EXERCISE TASK:
Wherever the word "rates" turns up in a line of the entries, copy that line.

Excerpts from a figure dataset
□ □ □ □ □

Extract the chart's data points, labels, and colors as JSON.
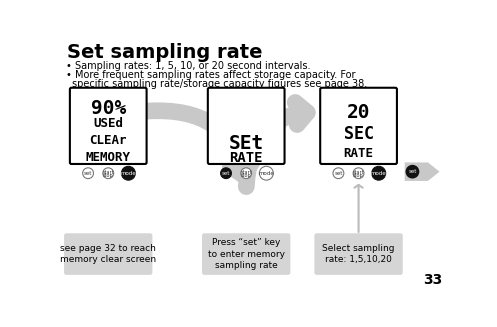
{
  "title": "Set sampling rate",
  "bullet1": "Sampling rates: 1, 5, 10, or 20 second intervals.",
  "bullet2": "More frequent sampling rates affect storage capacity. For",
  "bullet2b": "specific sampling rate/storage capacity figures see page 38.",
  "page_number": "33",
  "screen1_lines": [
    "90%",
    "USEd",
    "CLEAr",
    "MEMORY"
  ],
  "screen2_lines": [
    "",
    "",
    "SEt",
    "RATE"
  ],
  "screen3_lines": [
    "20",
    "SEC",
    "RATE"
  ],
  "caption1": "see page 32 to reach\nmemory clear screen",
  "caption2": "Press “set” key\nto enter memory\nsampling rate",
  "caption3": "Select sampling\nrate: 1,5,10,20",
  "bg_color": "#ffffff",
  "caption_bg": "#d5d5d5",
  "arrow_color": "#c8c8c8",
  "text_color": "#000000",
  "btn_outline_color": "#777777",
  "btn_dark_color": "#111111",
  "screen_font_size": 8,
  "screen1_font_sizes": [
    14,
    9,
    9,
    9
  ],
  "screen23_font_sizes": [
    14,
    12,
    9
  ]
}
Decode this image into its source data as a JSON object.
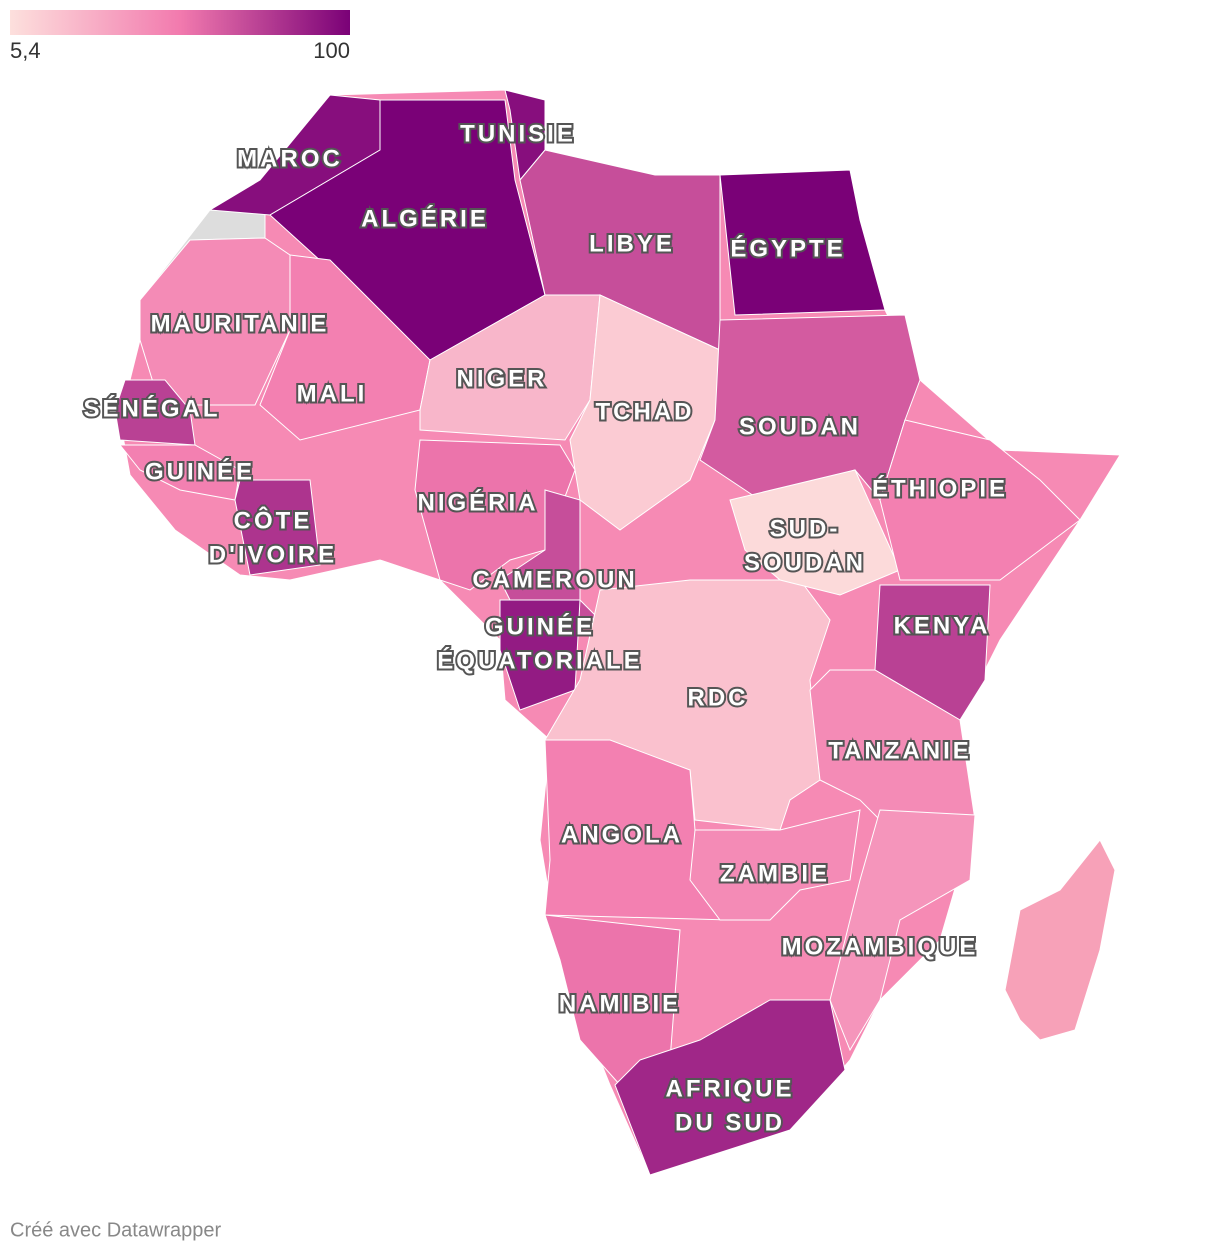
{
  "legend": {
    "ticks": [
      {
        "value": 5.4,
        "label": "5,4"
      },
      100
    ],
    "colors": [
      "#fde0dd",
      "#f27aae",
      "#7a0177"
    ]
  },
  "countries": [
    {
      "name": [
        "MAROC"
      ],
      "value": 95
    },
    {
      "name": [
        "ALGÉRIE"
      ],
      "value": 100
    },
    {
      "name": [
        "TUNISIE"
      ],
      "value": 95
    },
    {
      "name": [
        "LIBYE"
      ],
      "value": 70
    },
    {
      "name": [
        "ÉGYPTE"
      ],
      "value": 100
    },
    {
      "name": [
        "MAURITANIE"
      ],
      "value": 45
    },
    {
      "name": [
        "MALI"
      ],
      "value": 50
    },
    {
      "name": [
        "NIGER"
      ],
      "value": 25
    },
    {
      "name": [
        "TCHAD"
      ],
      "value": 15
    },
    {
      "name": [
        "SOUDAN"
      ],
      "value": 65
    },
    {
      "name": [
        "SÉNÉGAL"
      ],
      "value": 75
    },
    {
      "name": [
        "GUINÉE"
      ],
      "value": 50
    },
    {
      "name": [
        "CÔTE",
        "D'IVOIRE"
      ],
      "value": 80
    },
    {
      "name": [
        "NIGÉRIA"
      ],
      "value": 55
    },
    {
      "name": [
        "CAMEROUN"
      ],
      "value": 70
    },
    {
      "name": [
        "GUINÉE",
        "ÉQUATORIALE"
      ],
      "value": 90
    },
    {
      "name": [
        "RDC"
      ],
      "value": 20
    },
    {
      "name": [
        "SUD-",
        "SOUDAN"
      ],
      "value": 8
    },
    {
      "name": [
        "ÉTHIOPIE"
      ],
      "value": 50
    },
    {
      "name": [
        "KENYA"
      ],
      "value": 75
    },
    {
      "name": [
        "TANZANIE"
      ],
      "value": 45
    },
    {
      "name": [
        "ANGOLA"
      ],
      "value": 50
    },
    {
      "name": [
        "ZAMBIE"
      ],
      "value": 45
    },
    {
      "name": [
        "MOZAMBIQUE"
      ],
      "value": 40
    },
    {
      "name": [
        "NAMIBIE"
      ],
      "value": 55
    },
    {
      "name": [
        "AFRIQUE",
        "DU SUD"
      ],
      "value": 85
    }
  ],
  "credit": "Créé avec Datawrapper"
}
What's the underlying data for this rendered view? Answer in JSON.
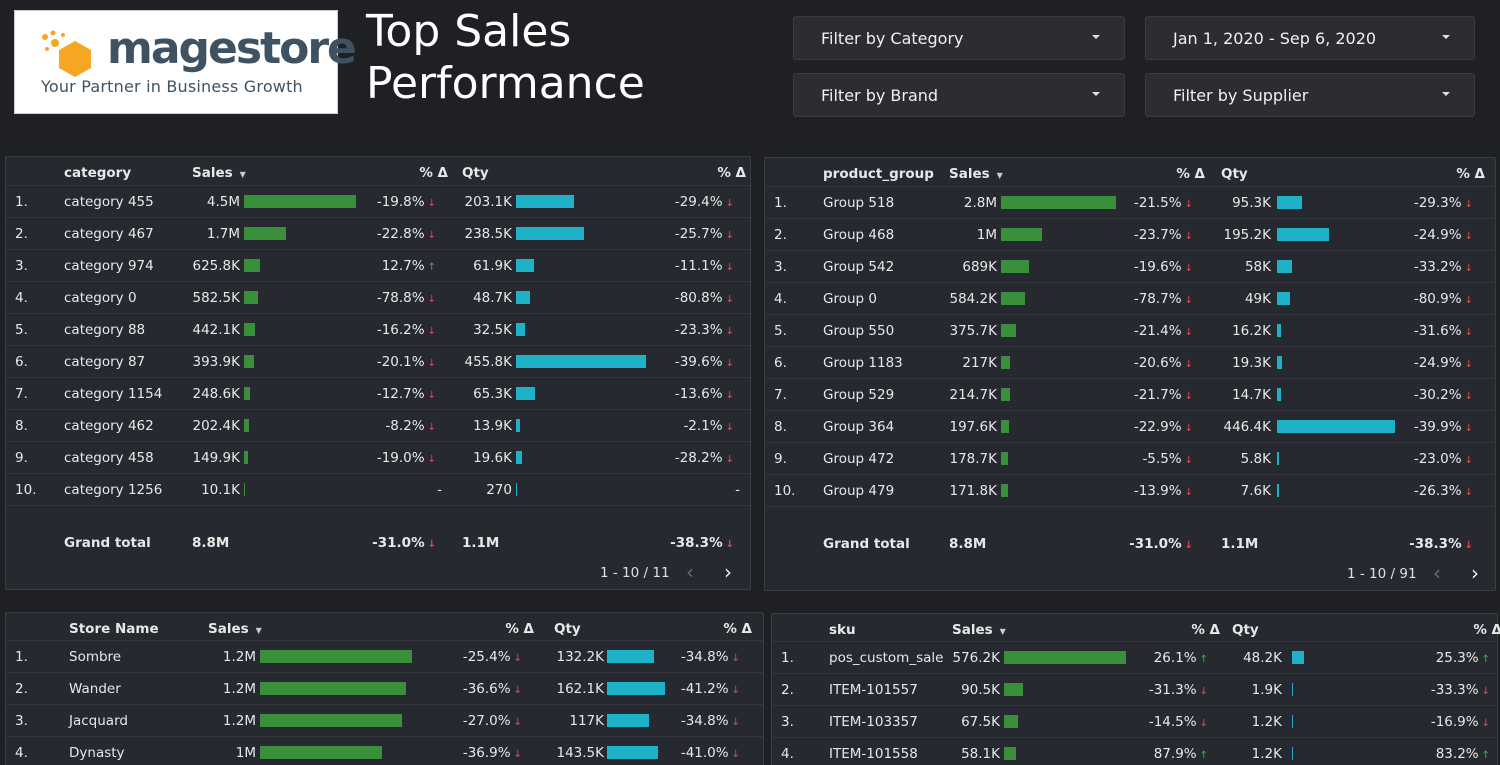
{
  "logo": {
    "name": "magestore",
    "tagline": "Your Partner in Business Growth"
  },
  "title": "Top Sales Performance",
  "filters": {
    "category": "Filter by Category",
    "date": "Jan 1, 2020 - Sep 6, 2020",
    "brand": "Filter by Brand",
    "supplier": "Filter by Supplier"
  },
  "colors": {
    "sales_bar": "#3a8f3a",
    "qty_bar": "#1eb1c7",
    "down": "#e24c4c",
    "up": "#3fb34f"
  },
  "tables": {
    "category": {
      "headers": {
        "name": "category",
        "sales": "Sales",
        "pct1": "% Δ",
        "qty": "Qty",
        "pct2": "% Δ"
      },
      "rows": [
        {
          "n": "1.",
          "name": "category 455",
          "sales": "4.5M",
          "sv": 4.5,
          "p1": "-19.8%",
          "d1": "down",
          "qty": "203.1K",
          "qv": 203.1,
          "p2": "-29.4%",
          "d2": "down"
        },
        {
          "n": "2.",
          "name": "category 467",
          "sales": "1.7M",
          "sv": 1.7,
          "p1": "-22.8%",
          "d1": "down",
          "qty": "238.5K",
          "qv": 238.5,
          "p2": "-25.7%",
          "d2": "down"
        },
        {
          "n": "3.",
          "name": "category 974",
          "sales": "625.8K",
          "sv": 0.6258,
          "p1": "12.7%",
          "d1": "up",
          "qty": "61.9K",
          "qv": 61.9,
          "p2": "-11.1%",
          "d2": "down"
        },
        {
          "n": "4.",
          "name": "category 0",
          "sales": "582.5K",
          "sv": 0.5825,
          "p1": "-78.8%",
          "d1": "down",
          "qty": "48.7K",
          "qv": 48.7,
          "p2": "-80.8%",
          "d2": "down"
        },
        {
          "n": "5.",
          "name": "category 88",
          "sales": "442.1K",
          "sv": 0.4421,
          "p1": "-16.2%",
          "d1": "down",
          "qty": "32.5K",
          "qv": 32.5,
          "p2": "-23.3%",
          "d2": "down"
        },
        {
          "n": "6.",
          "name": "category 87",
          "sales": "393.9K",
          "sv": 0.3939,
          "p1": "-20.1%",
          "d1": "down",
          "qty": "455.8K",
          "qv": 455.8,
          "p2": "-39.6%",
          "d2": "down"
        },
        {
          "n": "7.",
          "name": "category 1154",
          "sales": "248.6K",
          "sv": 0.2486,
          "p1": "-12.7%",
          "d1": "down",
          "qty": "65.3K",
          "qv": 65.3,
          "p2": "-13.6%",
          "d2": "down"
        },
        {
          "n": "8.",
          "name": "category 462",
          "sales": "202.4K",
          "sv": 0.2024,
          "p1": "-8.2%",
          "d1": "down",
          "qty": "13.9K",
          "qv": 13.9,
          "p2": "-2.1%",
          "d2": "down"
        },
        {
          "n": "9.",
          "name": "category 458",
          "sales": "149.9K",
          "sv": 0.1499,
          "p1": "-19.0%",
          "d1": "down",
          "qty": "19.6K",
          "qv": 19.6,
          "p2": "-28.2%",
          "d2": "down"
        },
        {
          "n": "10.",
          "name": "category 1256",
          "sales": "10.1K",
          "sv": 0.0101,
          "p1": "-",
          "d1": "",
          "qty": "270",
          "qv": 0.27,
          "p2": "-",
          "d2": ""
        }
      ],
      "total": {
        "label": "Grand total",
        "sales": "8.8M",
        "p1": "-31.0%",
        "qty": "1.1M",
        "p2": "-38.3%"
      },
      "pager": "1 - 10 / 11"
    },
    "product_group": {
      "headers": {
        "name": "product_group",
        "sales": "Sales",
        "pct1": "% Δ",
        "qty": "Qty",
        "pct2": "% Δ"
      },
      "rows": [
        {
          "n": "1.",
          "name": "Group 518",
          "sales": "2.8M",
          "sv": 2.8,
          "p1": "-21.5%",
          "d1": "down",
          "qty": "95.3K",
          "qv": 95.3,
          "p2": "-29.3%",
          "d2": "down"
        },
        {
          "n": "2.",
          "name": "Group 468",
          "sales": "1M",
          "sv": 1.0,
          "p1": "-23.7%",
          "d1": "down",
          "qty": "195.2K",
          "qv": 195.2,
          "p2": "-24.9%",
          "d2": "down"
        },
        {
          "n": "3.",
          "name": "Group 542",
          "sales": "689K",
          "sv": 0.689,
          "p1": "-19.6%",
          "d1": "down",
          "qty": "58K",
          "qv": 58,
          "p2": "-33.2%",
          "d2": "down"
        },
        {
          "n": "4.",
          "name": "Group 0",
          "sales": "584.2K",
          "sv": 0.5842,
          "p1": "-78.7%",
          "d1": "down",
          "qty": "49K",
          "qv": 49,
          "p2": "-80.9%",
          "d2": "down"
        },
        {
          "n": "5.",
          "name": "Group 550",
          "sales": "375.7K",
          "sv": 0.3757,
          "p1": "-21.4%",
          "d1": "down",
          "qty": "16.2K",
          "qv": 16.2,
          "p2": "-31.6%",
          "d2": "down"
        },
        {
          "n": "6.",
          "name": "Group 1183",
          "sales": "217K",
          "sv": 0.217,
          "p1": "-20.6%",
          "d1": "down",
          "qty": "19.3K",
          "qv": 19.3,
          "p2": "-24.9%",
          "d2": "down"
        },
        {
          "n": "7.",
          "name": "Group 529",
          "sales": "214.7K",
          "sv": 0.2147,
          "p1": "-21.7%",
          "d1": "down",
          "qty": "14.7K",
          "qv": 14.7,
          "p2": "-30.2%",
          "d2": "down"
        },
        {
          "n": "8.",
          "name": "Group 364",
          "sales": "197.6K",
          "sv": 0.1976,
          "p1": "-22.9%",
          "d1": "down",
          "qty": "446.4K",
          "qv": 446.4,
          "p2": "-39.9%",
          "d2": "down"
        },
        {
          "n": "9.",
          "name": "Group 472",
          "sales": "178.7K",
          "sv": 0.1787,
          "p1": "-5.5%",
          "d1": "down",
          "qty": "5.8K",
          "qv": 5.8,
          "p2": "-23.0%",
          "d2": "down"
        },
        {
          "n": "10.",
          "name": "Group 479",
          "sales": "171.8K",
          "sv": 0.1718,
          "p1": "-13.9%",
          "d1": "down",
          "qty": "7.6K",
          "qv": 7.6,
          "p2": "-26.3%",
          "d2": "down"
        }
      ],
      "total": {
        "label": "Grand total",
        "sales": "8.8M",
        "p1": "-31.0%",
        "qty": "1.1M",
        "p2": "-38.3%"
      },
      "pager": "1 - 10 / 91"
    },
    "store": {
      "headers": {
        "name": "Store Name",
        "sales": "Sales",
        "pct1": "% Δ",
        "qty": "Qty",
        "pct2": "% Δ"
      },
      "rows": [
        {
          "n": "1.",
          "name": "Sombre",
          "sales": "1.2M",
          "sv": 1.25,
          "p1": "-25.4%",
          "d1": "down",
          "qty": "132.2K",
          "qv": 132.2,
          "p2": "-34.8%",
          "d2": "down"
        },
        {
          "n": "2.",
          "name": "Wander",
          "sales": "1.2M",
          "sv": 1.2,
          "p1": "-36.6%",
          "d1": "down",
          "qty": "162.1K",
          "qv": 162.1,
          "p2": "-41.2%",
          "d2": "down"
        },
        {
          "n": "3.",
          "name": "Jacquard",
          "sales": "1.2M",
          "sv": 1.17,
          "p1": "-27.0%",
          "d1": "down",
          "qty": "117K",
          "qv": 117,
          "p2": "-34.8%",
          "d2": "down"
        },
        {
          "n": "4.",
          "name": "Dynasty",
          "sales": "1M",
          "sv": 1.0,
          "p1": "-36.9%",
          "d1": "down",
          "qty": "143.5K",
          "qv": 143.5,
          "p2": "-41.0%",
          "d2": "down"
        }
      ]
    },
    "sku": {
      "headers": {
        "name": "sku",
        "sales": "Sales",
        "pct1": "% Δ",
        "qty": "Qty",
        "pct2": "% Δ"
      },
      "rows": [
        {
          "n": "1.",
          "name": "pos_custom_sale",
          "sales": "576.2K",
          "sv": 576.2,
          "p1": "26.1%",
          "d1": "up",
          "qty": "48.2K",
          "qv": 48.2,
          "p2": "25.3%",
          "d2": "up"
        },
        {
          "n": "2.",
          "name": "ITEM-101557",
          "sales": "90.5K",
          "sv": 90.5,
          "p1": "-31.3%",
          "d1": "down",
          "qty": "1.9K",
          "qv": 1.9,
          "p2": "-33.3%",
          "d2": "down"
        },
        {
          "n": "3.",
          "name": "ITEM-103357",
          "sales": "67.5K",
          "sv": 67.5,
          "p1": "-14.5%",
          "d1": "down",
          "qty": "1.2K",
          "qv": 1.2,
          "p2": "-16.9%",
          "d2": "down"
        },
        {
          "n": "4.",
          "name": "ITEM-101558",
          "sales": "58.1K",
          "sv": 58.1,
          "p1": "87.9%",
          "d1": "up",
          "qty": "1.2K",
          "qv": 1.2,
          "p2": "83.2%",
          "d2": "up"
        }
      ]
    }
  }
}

□ □ □ □ □

EXPECTED ANSWER:
  "bullet1": "Sampling rates: 1, 5, 10, or 20 second intervals.",
  "bullet2": "More frequent sampling rates affect storage capacity. For",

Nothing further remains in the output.